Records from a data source
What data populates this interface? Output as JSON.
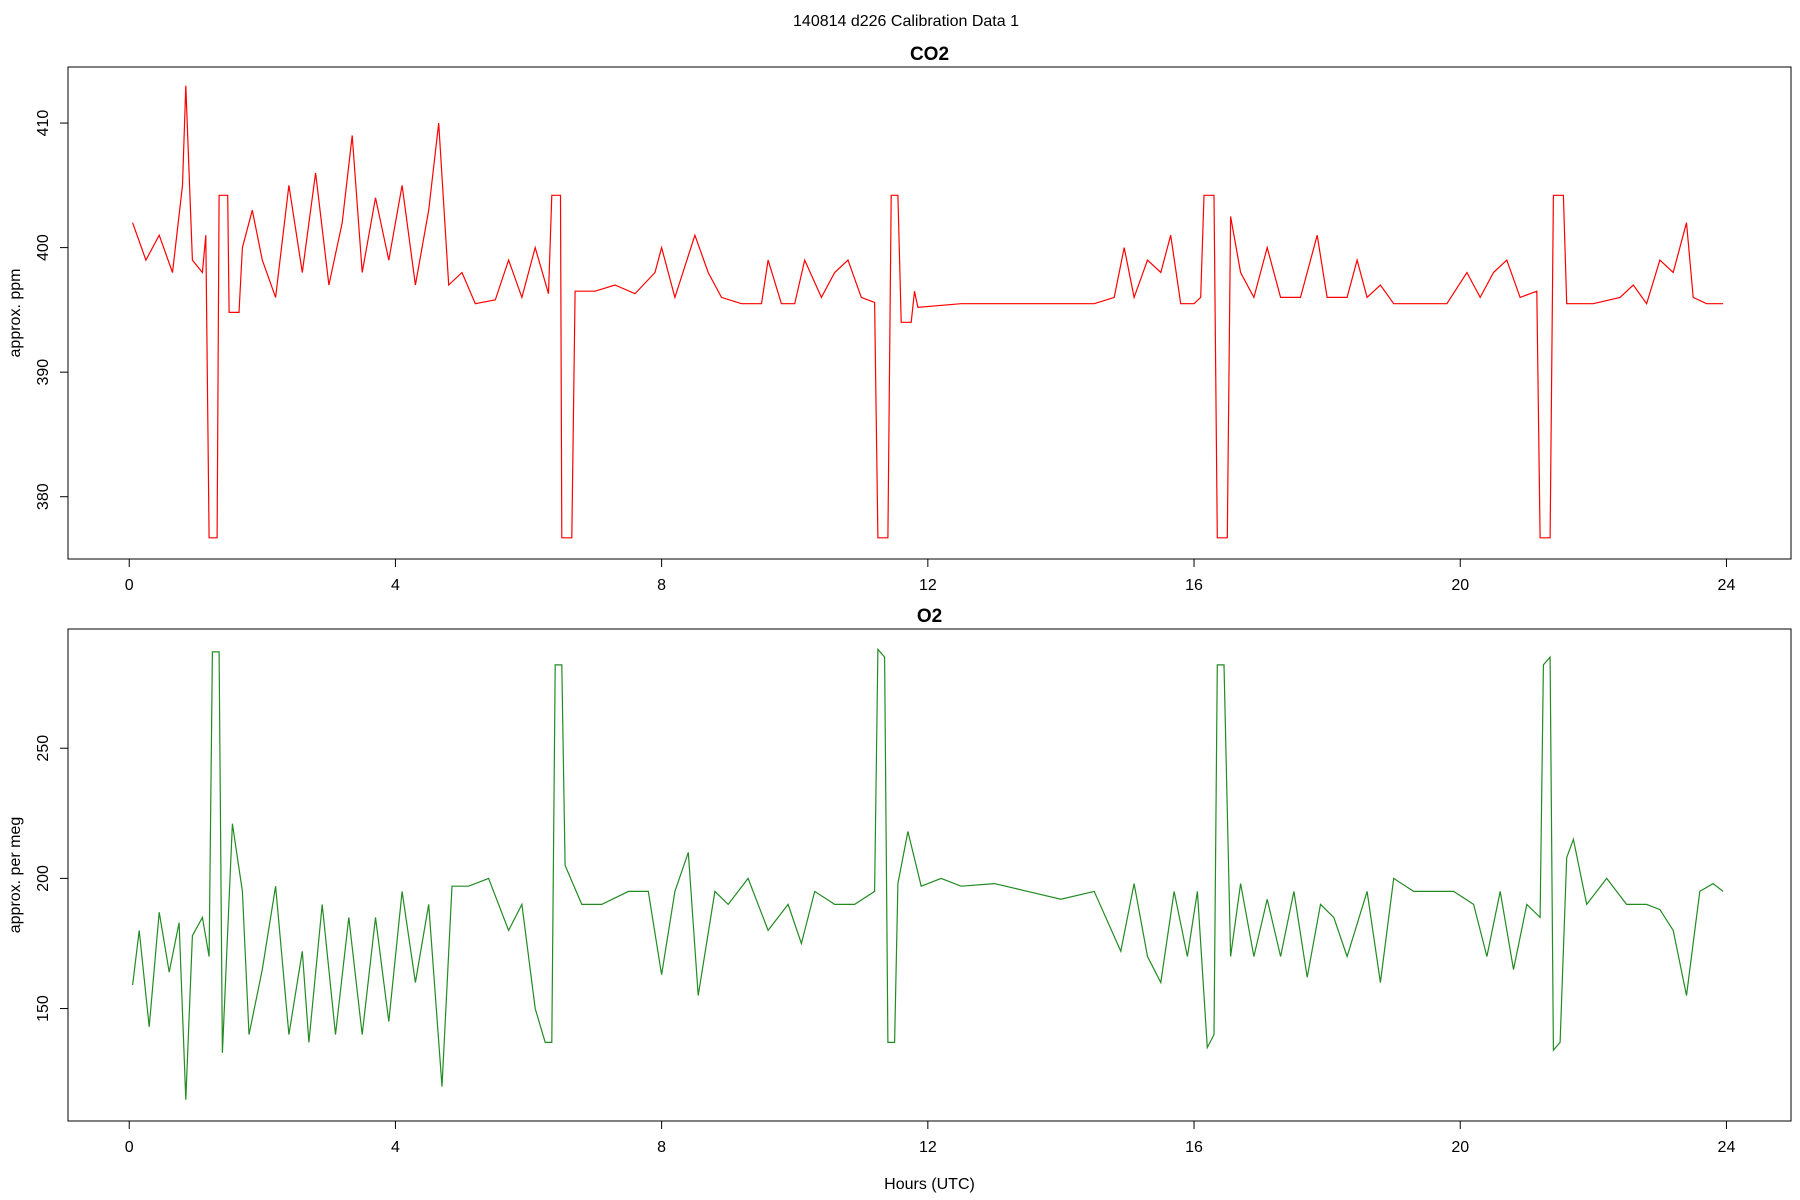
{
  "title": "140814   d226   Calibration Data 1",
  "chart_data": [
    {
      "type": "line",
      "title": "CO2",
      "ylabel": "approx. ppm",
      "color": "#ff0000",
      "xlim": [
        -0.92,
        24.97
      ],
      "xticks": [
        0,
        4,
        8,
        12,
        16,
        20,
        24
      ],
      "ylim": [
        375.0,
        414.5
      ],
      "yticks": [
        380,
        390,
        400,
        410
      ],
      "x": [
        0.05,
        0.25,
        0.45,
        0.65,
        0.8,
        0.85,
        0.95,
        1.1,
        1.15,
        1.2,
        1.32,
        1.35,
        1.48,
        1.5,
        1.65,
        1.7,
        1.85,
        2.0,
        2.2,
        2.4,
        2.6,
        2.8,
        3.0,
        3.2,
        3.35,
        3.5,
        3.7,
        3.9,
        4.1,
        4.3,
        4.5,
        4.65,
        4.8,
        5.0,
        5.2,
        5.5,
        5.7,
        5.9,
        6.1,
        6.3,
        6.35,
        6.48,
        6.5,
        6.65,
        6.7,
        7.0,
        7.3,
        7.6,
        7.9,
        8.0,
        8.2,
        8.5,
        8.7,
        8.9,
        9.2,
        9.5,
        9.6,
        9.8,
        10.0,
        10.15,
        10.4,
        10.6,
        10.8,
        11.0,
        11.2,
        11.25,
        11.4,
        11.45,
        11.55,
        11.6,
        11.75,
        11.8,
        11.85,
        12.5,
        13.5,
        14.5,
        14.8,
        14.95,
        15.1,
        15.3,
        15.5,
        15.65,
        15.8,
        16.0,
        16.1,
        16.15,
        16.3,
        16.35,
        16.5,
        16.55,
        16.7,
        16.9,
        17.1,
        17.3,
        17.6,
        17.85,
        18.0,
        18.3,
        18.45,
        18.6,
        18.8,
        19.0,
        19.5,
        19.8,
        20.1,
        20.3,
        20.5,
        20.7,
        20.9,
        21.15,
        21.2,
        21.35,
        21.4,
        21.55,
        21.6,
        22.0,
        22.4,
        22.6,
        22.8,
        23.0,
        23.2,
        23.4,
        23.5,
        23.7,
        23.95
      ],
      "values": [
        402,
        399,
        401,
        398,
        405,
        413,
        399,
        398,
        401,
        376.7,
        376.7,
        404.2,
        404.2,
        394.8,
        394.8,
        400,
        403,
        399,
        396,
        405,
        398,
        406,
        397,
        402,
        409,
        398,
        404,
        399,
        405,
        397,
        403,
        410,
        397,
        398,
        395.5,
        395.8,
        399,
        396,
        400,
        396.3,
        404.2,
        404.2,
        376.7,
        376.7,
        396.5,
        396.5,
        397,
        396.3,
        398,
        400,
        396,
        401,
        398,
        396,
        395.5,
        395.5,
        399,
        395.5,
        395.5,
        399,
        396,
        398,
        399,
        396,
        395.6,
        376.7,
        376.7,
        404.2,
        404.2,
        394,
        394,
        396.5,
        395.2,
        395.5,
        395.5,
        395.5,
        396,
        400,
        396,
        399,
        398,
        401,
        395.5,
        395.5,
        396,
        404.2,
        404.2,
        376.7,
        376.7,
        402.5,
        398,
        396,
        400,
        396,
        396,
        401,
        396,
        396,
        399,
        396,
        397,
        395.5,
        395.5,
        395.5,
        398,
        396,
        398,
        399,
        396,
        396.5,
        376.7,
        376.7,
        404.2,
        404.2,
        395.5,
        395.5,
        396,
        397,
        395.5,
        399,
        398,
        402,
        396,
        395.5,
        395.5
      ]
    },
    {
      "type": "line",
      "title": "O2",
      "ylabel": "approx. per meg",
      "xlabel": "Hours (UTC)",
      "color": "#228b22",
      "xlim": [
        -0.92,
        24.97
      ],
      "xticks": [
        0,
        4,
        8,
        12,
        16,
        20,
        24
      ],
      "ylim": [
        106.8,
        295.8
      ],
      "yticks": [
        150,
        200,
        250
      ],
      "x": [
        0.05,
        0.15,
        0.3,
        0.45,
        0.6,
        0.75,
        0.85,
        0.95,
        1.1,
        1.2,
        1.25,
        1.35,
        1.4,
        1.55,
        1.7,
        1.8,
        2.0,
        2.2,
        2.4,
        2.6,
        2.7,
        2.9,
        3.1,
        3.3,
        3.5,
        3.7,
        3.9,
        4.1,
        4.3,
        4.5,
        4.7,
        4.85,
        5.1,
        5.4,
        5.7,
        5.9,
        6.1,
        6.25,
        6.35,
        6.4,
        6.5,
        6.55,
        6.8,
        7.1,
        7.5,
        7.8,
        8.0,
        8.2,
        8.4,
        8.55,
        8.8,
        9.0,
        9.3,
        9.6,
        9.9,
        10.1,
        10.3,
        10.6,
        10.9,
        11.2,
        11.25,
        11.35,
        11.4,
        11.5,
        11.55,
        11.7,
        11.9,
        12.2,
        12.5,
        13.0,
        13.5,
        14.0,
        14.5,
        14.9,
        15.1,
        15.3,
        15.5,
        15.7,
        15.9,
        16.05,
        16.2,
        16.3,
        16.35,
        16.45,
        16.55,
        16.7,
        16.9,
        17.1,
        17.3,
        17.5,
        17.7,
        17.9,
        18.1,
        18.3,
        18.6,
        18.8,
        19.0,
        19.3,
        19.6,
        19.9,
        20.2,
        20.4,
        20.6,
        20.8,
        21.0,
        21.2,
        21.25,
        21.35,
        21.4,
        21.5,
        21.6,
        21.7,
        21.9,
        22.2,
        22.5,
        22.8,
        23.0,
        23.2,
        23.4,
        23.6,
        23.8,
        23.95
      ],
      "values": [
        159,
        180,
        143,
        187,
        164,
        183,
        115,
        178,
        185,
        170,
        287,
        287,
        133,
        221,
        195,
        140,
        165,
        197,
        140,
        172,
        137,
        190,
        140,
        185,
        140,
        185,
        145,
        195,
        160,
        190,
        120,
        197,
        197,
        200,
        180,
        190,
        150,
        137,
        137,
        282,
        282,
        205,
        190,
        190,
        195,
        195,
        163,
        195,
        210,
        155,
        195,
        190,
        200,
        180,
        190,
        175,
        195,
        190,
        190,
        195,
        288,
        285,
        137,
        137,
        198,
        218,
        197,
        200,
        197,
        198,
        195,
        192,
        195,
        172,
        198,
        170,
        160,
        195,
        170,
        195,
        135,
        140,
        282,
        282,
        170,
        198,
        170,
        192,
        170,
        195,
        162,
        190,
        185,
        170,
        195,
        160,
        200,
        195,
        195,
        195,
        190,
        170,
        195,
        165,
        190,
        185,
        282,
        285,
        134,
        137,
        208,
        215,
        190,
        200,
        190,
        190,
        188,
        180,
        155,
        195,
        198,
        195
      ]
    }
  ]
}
--
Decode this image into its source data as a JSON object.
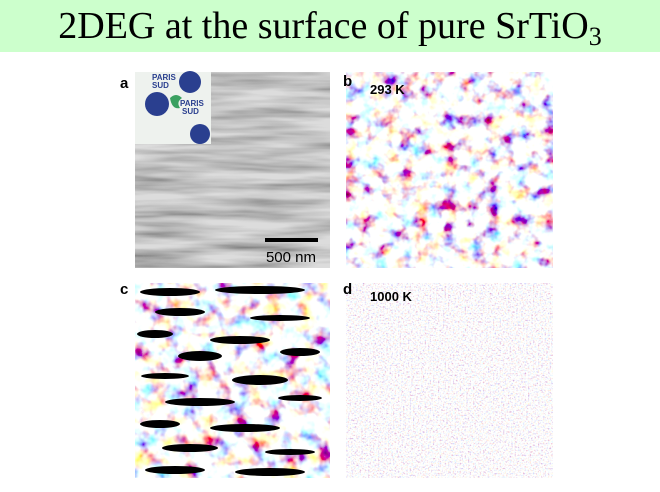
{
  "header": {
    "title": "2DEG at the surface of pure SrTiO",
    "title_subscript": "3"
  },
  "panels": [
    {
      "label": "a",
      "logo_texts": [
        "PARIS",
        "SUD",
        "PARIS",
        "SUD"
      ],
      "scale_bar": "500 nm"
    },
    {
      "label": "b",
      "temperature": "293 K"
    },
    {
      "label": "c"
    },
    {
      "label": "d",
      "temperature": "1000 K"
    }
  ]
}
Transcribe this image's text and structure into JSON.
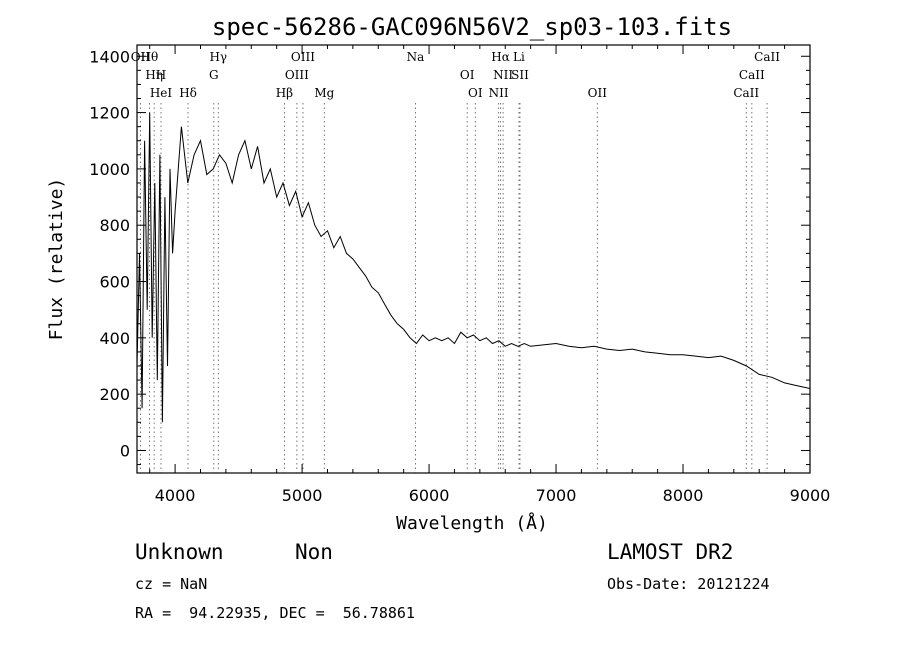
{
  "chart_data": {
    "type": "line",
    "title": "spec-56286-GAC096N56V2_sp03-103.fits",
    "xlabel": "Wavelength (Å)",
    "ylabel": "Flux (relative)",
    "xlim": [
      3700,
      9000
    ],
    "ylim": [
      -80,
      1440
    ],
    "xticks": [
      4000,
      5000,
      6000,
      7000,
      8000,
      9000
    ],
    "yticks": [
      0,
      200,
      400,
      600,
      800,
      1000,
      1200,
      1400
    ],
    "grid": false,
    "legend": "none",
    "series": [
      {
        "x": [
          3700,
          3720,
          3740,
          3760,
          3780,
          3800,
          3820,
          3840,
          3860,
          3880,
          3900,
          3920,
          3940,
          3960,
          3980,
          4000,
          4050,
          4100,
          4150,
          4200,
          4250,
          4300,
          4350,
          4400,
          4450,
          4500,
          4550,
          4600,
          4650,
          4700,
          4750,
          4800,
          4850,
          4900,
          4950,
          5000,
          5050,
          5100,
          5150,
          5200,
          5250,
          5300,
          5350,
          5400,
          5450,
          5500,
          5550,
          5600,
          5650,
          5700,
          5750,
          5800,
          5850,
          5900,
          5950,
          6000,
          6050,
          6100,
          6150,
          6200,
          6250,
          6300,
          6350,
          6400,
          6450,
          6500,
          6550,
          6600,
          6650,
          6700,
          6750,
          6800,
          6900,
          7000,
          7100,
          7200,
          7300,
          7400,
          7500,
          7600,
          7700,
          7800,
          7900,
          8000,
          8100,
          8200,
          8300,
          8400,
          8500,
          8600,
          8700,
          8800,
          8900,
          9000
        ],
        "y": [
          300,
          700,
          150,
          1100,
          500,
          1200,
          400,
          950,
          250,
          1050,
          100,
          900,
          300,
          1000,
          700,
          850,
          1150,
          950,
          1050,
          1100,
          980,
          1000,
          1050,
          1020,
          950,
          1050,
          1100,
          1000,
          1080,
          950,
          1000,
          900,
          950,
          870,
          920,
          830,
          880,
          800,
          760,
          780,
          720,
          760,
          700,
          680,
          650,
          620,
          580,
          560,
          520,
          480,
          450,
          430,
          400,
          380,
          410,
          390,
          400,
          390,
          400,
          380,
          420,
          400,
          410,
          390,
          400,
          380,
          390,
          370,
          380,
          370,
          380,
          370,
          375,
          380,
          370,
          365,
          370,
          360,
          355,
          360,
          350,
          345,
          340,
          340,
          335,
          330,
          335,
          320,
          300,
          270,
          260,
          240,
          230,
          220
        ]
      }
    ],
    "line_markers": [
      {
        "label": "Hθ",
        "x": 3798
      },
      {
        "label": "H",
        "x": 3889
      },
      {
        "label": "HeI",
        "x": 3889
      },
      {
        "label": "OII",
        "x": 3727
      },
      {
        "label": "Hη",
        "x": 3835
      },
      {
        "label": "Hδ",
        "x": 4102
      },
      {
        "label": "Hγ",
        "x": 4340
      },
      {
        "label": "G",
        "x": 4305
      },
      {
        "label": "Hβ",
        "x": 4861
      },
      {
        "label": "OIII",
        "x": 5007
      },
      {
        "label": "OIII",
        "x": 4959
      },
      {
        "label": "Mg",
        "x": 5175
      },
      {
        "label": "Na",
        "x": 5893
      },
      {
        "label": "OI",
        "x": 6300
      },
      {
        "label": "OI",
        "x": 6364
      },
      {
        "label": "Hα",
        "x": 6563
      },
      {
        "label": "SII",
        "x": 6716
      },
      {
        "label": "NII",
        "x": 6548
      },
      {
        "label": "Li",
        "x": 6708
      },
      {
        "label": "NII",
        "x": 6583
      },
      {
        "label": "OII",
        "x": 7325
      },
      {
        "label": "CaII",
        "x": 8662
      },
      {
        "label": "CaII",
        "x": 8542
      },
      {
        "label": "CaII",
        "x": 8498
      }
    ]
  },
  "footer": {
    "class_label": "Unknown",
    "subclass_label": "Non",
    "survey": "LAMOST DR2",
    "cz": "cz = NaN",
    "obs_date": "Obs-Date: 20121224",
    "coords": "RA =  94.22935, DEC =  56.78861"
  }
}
* * *
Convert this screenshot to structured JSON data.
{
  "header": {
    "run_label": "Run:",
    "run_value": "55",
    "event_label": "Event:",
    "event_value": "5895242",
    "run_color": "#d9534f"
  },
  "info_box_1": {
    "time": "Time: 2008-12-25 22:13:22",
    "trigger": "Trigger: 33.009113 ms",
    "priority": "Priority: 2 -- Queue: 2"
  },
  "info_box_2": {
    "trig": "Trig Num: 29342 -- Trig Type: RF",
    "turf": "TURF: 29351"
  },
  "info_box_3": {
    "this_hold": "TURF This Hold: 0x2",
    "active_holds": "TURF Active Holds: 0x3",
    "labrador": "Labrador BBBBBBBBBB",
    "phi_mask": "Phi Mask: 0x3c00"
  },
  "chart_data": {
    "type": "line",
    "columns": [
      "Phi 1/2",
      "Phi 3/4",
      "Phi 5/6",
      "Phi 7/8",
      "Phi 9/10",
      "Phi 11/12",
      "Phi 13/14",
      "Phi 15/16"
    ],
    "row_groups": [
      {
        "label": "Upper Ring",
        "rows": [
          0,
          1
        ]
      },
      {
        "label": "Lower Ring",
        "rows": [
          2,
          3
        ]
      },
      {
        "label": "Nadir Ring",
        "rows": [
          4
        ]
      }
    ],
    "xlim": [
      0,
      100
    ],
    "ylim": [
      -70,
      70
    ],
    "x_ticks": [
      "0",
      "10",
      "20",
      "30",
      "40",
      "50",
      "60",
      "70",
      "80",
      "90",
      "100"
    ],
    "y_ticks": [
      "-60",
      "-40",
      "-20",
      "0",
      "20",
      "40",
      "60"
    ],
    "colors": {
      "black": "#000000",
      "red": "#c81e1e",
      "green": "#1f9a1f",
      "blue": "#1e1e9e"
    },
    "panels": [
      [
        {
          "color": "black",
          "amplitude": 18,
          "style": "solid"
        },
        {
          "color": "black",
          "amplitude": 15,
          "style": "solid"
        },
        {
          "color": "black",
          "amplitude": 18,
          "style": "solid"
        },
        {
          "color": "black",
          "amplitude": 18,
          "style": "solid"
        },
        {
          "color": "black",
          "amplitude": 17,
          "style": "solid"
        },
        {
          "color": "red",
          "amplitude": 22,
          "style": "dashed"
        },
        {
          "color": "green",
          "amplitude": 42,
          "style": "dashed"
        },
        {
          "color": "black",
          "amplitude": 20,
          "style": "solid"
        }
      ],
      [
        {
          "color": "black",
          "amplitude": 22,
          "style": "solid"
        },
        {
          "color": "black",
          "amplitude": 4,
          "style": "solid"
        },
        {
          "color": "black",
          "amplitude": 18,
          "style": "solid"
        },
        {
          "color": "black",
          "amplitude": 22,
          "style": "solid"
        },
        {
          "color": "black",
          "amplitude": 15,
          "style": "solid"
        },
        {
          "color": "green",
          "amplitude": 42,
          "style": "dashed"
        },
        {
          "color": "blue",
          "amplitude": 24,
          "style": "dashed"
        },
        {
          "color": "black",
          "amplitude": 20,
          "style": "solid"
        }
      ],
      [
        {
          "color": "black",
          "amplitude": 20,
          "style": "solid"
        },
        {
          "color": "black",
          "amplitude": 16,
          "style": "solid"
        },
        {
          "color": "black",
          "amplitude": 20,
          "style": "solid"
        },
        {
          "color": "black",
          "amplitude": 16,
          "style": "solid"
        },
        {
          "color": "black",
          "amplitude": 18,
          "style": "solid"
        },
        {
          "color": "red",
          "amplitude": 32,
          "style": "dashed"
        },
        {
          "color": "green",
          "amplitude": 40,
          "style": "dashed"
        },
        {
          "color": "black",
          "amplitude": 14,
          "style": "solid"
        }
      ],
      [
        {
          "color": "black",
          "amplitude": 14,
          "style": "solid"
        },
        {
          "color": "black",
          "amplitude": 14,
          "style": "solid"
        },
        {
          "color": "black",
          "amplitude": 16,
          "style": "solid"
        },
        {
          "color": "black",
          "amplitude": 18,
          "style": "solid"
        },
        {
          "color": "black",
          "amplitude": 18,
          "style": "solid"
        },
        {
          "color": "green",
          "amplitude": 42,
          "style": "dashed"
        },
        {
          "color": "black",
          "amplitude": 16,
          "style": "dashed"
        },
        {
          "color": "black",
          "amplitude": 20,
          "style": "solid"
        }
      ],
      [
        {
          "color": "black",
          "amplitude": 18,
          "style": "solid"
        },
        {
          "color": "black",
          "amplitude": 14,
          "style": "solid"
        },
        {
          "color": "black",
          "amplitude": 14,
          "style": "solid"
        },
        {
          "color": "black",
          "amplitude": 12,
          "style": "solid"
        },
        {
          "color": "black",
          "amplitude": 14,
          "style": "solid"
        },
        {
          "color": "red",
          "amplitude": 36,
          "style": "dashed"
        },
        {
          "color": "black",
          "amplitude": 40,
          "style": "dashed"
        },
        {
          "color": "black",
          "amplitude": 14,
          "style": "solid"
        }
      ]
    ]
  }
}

- REQUIREMENT -
Copy out each line that contains the word "xlabel".

- RESULT OF THIS EXERCISE -
      "xlabel": "Hours (UTC)",
    "xlabel": "Wavelength (Å)",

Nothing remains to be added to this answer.